──────── Information given
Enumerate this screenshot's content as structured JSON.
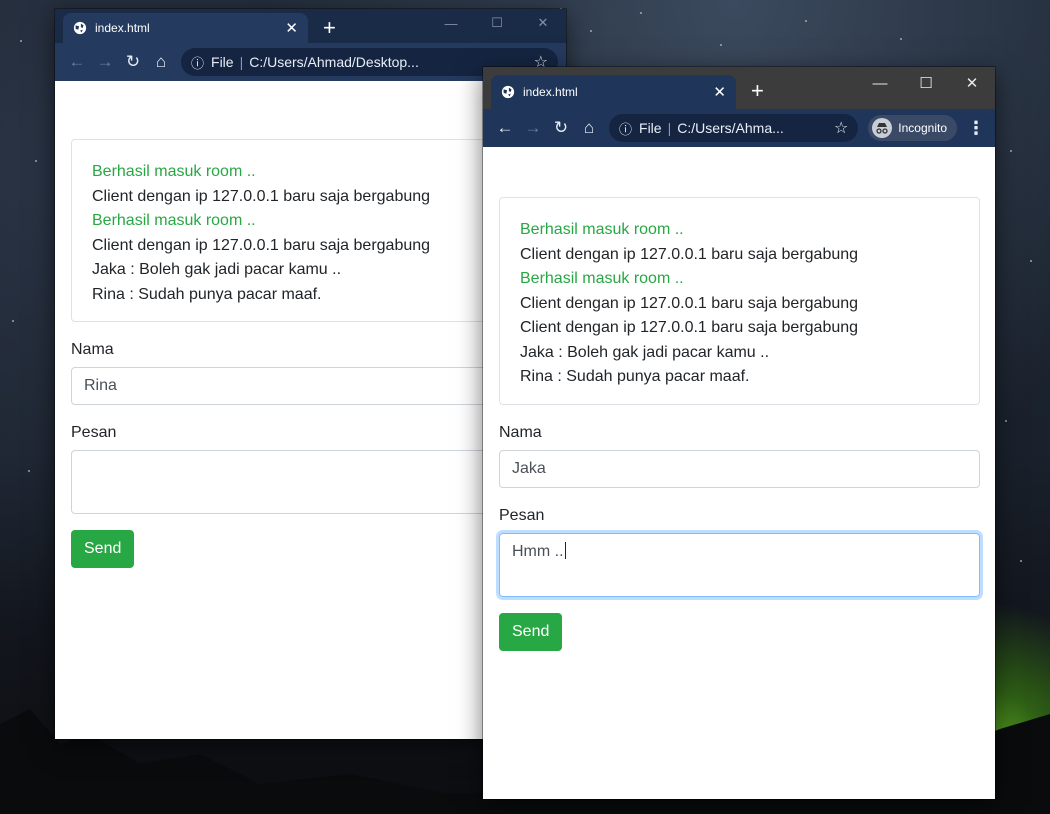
{
  "windows": [
    {
      "tab_title": "index.html",
      "url_scheme": "File",
      "url": "C:/Users/Ahmad/Desktop...",
      "chat": [
        {
          "text": "Berhasil masuk room ..",
          "kind": "system"
        },
        {
          "text": "Client dengan ip 127.0.0.1 baru saja bergabung",
          "kind": "normal"
        },
        {
          "text": "Berhasil masuk room ..",
          "kind": "system"
        },
        {
          "text": "Client dengan ip 127.0.0.1 baru saja bergabung",
          "kind": "normal"
        },
        {
          "text": "Jaka : Boleh gak jadi pacar kamu ..",
          "kind": "normal"
        },
        {
          "text": "Rina : Sudah punya pacar maaf.",
          "kind": "normal"
        }
      ],
      "name_label": "Nama",
      "name_value": "Rina",
      "message_label": "Pesan",
      "message_value": "",
      "send_label": "Send"
    },
    {
      "tab_title": "index.html",
      "url_scheme": "File",
      "url": "C:/Users/Ahma...",
      "incognito_label": "Incognito",
      "chat": [
        {
          "text": "Berhasil masuk room ..",
          "kind": "system"
        },
        {
          "text": "Client dengan ip 127.0.0.1 baru saja bergabung",
          "kind": "normal"
        },
        {
          "text": "Berhasil masuk room ..",
          "kind": "system"
        },
        {
          "text": "Client dengan ip 127.0.0.1 baru saja bergabung",
          "kind": "normal"
        },
        {
          "text": "Client dengan ip 127.0.0.1 baru saja bergabung",
          "kind": "normal"
        },
        {
          "text": "Jaka : Boleh gak jadi pacar kamu ..",
          "kind": "normal"
        },
        {
          "text": "Rina : Sudah punya pacar maaf.",
          "kind": "normal"
        }
      ],
      "name_label": "Nama",
      "name_value": "Jaka",
      "message_label": "Pesan",
      "message_value": "Hmm ..",
      "send_label": "Send"
    }
  ],
  "colors": {
    "system_message": "#28a745",
    "send_button": "#28a745",
    "browser_frame": "#243a5e"
  }
}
────────────────
== Aim of the task ==
Output the data above without changes, apart from leaving out the pictures.

== Exercise response ==
Enumerate this screenshot's content as structured JSON.
{
  "windows": [
    {
      "tab_title": "index.html",
      "url_scheme": "File",
      "url": "C:/Users/Ahmad/Desktop...",
      "chat": [
        {
          "text": "Berhasil masuk room ..",
          "kind": "system"
        },
        {
          "text": "Client dengan ip 127.0.0.1 baru saja bergabung",
          "kind": "normal"
        },
        {
          "text": "Berhasil masuk room ..",
          "kind": "system"
        },
        {
          "text": "Client dengan ip 127.0.0.1 baru saja bergabung",
          "kind": "normal"
        },
        {
          "text": "Jaka : Boleh gak jadi pacar kamu ..",
          "kind": "normal"
        },
        {
          "text": "Rina : Sudah punya pacar maaf.",
          "kind": "normal"
        }
      ],
      "name_label": "Nama",
      "name_value": "Rina",
      "message_label": "Pesan",
      "message_value": "",
      "send_label": "Send"
    },
    {
      "tab_title": "index.html",
      "url_scheme": "File",
      "url": "C:/Users/Ahma...",
      "incognito_label": "Incognito",
      "chat": [
        {
          "text": "Berhasil masuk room ..",
          "kind": "system"
        },
        {
          "text": "Client dengan ip 127.0.0.1 baru saja bergabung",
          "kind": "normal"
        },
        {
          "text": "Berhasil masuk room ..",
          "kind": "system"
        },
        {
          "text": "Client dengan ip 127.0.0.1 baru saja bergabung",
          "kind": "normal"
        },
        {
          "text": "Client dengan ip 127.0.0.1 baru saja bergabung",
          "kind": "normal"
        },
        {
          "text": "Jaka : Boleh gak jadi pacar kamu ..",
          "kind": "normal"
        },
        {
          "text": "Rina : Sudah punya pacar maaf.",
          "kind": "normal"
        }
      ],
      "name_label": "Nama",
      "name_value": "Jaka",
      "message_label": "Pesan",
      "message_value": "Hmm ..",
      "send_label": "Send"
    }
  ],
  "colors": {
    "system_message": "#28a745",
    "send_button": "#28a745",
    "browser_frame": "#243a5e"
  }
}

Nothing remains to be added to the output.